### [OBJECTIVE]
Gather, from the listing beneath this task, every line holding the string "series".

### [DATASET RECORDS]
# # # #

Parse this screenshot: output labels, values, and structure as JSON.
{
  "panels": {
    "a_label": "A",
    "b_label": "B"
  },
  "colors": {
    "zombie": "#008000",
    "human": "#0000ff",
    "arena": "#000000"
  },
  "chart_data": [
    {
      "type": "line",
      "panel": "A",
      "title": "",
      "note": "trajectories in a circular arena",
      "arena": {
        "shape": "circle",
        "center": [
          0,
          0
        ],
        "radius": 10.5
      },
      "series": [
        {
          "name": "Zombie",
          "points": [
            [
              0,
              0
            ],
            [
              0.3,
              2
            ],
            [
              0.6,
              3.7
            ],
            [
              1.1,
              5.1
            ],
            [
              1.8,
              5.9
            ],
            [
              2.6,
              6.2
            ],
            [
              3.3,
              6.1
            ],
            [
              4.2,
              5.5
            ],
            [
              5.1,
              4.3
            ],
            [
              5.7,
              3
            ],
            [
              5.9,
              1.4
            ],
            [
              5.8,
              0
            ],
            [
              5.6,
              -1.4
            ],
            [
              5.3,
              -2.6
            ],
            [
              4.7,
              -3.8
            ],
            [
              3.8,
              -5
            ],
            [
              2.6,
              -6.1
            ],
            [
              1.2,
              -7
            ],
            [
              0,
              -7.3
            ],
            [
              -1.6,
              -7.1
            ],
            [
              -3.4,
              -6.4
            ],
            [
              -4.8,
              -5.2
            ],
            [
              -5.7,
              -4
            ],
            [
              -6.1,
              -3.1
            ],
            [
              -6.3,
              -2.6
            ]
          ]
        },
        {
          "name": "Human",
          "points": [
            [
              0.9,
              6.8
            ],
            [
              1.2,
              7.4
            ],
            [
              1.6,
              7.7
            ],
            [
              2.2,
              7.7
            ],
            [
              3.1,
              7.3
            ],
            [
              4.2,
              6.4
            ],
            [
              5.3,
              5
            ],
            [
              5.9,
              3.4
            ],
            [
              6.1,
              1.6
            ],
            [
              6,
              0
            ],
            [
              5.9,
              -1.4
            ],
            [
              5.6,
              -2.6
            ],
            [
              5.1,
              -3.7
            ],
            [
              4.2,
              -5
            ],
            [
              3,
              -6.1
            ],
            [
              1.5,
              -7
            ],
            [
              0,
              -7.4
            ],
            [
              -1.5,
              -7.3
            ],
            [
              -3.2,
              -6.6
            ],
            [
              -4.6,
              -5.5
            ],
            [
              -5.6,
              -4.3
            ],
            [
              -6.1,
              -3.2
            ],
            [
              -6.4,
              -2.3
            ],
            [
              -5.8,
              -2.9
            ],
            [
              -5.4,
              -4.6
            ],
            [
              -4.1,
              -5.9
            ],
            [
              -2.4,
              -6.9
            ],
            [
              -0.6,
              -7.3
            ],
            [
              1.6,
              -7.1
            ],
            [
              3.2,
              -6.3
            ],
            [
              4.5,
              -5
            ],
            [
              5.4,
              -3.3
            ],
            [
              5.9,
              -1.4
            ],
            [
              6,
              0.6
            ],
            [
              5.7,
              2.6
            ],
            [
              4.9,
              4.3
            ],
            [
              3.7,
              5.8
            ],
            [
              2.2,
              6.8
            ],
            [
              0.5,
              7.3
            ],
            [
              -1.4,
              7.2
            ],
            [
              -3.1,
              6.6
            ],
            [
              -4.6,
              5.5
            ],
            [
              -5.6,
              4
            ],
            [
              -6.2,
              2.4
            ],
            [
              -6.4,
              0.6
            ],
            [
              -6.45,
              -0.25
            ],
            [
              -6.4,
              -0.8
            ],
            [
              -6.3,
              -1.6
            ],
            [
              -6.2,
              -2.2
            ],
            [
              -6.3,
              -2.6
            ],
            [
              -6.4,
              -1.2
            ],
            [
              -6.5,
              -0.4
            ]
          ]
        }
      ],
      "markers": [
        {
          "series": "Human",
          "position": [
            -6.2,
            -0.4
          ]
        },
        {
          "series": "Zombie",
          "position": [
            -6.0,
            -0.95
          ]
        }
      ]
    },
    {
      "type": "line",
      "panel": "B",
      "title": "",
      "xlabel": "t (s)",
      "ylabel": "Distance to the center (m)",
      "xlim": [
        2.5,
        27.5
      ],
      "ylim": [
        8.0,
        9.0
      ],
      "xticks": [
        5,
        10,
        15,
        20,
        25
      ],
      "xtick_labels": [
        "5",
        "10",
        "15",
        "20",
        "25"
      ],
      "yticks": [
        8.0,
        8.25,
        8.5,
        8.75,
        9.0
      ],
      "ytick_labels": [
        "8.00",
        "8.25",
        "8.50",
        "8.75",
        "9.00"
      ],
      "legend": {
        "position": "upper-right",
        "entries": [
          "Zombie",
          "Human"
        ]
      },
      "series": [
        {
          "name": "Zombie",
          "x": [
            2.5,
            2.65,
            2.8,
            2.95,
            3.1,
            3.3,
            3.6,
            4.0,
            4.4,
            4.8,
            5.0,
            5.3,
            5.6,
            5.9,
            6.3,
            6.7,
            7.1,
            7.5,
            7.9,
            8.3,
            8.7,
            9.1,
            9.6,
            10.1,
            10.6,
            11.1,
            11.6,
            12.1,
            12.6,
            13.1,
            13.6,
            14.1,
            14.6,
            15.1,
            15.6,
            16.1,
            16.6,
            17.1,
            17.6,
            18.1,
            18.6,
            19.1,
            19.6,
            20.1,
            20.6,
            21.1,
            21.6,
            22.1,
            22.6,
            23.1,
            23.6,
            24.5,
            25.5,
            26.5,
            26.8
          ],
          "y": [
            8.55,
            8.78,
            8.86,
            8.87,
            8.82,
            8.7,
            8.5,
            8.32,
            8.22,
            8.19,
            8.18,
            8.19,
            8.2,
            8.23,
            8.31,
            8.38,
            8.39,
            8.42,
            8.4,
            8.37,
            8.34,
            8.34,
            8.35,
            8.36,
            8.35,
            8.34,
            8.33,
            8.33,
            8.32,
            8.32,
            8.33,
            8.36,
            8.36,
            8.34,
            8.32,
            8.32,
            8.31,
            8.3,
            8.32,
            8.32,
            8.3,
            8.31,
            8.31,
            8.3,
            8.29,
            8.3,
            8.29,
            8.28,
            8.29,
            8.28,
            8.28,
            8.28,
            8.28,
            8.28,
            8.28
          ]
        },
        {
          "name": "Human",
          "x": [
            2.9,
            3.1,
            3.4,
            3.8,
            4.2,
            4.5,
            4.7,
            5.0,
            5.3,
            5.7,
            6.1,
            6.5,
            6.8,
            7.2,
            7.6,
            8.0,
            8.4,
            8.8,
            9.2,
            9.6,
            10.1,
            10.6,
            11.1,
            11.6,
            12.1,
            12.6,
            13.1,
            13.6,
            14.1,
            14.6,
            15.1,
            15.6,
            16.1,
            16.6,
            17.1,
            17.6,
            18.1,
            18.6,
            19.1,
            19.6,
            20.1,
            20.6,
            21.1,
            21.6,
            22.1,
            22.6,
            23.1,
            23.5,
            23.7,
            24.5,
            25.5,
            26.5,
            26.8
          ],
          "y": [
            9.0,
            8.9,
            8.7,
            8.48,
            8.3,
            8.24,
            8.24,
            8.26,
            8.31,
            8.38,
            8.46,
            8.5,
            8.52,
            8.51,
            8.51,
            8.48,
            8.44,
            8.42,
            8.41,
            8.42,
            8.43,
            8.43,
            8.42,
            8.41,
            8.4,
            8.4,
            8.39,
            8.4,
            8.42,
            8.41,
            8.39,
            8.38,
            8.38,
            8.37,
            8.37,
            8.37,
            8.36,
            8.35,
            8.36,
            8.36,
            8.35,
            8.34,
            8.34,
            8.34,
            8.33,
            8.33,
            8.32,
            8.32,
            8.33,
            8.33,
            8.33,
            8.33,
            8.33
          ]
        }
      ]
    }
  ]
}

# # # #

### [REPLY]
      "series": [
          "series": "Human",
          "series": "Zombie",
      "series": [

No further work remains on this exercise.